
 In those five words, I accept the mantle of responsibility for our choices and our family.  I hope that it relieves the guilt or feelings of judgment that other people may feel because their story is different, whether by choice or circumstance.  There are those who cannot accept that answer, and that is okay.  I am not going to change their minds anyway, so I save my energy and do some deep breathing!  

 The last lesson I learned the hard way.  All three of our older children caused the same pain when feeding on my left breast.  I could kick myself: it took until our third child to learn that something about our birth experiences was causing our babies difficulty when positioned to nurse on my left.  Our third child got an adjustment when he was ten days old.  One visit to our chiropractor for a pediatric adjustment and I was in heaven!  It eased the discomfort that did not allow him to turn his head comfortably.  He stopped stripping my nipple and chomping on the nerve that made me cry every time.  I learned that nursing could be pain-free and tear-free when baby is a newborn if you seek help at the beginning. 

 Now I am a childbirth educator.  I tell our students that while breastfeeding is a learned behavior, and that although it is common for it to hurt, “Common does not mean it’s normal.”  The lesson I learned the hard way was that a mom should not ignore pain during breastfeeding.  Seek help as soon as possible so that your breastfeeding experience improves sooner than later.

 Not all situations warrant a visit to a chiropractor.  If you are experiencing pain or difficulties of any kind, get help now.  You can make an appointment with an IBCLC certified Lactation Consultant.  Another option is to talk with a La Leche League (LLL) leader or attend a LLL meeting in your area as soon as possible.  These options offer support, encouragement and a variety of information and tools to lead you in the direction of problem solving your situation.  Generally an IBCLC charges for their time.  LLL has a time-honored tradition of peer-to-peer counseling offered at no charge.
# # # # # # #
__CHECK YOUR UNDERSTANDING__
A: Recast the paragraph of the breastfeeding passage that opens "Not all situations warrant a visit to a chiropractor" as a short bulleted list that keeps its main facts.
B: Answer these questions from the breastfeeding passage, one answer per line, marked to match.
(i) How old was the third child when he received his adjustment?
(ii) What work does the writer do now?
(iii) What does La Leche League offer without charge?
C: Carry the breastfeeding passage forward from its final sentence.

Document layout analysis data:
# # # # # # #
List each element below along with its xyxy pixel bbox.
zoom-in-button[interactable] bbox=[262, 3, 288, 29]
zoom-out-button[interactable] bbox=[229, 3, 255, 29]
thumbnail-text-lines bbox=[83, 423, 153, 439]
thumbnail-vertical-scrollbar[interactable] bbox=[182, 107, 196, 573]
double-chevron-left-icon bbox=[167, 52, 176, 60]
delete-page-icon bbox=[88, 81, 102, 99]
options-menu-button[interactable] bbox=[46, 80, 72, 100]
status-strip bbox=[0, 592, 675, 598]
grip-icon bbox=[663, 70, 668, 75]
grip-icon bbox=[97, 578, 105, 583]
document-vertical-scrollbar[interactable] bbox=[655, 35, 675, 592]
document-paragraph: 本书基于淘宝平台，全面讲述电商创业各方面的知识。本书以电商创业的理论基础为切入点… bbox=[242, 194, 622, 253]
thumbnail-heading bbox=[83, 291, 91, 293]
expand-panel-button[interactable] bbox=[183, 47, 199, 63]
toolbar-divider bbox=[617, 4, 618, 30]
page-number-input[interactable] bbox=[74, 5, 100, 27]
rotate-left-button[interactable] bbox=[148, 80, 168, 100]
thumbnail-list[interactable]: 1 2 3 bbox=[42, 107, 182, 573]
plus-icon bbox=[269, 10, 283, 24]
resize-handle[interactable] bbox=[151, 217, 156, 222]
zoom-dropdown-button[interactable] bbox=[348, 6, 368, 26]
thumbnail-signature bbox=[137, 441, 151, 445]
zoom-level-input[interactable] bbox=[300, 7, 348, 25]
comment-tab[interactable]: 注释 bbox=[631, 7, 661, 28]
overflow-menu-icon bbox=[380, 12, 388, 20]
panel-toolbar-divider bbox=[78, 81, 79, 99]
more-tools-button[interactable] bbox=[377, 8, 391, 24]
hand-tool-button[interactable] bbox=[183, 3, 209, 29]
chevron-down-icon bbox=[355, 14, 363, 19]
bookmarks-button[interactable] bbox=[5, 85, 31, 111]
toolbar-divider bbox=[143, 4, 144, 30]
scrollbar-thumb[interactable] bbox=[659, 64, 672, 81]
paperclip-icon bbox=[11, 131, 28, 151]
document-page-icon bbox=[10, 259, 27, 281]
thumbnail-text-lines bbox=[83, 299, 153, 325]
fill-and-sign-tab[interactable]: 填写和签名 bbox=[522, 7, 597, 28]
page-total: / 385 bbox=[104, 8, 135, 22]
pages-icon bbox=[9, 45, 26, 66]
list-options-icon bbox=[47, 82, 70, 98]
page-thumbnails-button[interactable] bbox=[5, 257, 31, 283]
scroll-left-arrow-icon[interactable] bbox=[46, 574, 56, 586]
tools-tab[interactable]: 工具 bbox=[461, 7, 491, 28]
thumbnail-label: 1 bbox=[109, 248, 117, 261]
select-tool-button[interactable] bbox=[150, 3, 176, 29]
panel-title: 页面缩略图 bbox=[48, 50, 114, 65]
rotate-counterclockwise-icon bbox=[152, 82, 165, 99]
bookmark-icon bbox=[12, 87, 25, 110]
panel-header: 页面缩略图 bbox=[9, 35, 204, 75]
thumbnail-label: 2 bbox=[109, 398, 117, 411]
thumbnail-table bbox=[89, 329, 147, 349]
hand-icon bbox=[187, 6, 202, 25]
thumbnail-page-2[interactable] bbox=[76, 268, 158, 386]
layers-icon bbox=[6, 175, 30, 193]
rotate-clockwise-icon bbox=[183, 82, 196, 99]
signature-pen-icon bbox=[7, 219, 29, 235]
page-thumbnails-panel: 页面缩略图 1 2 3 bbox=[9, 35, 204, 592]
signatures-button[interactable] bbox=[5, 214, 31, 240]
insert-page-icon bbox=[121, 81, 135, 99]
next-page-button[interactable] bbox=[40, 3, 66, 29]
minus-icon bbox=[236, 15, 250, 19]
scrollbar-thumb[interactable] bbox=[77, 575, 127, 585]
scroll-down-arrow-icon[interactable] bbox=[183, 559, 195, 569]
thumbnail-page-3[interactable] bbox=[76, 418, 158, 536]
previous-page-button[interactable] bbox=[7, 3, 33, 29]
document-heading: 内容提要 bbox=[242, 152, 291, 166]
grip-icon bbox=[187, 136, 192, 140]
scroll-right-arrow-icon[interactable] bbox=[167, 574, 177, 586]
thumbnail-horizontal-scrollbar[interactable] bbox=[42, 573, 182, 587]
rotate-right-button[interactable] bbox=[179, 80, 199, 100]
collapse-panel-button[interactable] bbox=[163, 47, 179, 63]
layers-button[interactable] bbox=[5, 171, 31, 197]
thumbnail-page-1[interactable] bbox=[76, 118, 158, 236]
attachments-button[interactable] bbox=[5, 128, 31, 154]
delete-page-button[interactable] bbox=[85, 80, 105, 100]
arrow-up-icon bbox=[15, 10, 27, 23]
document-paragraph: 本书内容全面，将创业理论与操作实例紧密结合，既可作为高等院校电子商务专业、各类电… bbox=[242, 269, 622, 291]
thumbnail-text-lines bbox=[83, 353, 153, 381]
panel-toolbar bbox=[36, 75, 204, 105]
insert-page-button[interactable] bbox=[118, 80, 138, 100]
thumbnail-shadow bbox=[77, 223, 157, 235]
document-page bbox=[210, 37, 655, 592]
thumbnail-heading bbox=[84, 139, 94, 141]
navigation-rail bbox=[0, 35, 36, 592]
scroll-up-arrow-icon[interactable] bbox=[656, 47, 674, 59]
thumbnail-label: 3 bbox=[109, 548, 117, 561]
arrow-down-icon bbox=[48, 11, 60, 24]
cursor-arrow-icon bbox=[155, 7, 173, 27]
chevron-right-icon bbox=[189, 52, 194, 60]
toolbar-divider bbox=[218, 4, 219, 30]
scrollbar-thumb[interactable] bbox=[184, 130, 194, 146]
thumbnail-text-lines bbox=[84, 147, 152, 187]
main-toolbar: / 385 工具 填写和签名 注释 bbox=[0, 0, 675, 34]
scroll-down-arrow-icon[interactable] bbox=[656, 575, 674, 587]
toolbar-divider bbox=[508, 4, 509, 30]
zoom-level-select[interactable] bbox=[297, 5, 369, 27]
# # # # # # #
__RESULTS BY TASK__
A:
- A chiropractor visit is not needed in every case, but any pain or difficulty calls for help right away.
- One option is an appointment with an IBCLC certified Lactation Consultant, who generally charges for their time.
- Another is talking with a La Leche League (LLL) leader or attending a local LLL meeting; LLL offers peer-to-peer counseling at no charge.
- These options provide support, encouragement, information and tools for solving the problem.

B:
(i) Ten days old.
(ii) The writer is a childbirth educator.
(iii) Peer-to-peer counseling.

C:
 Today I am nursing our child about to turn three as well as our nine-month old.  I remind myself of my “epiphany moment”.  I never imagined that our journey into tandem nursing would last this long.  I expected our third child to wean sometime between 15 months and 22 months like his siblings did.  He is re-writing my parenting experiences by simply refusing to give up his daily nursing session.  Sometimes he pushes for two, and when the timing works out, he is a happy person.

 I have lost my shyness about nursing in public anymore.  I thank all the women who have gone before me. They claimed breastfeeding as the “normal”, and they advocate for our society to accept breasts as food sources above all their other uses. I was covered from my neck to my ankles when I fed our first-born in public.  Now I am a big fan of the blouses designed to nurse discreetly in public without having to use a nursing cover.  I hope to lend confidence to other mothers so that they come out of the restrooms and the uncomfortable corners, and so that maybe one person’s mind is changed about the real function of our breasts: they have functions outside of being sexualized and their use as marketing tools.  Their primary function is to be the original source of “perfectly formulated” food for our children.

 My favorite anecdote is from a friend who could not breastfeed her children.  Heretofore, their feeding paradigm was bottle-feeding.  After hanging around with our family, her daughters started to nurse their baby dolls instead of bottle-feeding them. I did not expose my breasts to them, or lecture them on the benefits of breastfeeding.  The shift happened because I nursed when the baby showed signs of hunger.  It was an acceptance that came from simply doing what I was doing for the baby, without shame or apology.

 I am grateful that the choice to breastfeed has been a joyful one for our family.  I wish all you mamas peace in the choices you make for your family.  Aspire to make your choices with intention and remember that we are all growing and learning together.  Write your story with confidence that you are doing the best that you can for your child(ren) and that you are shaping the best path for your family.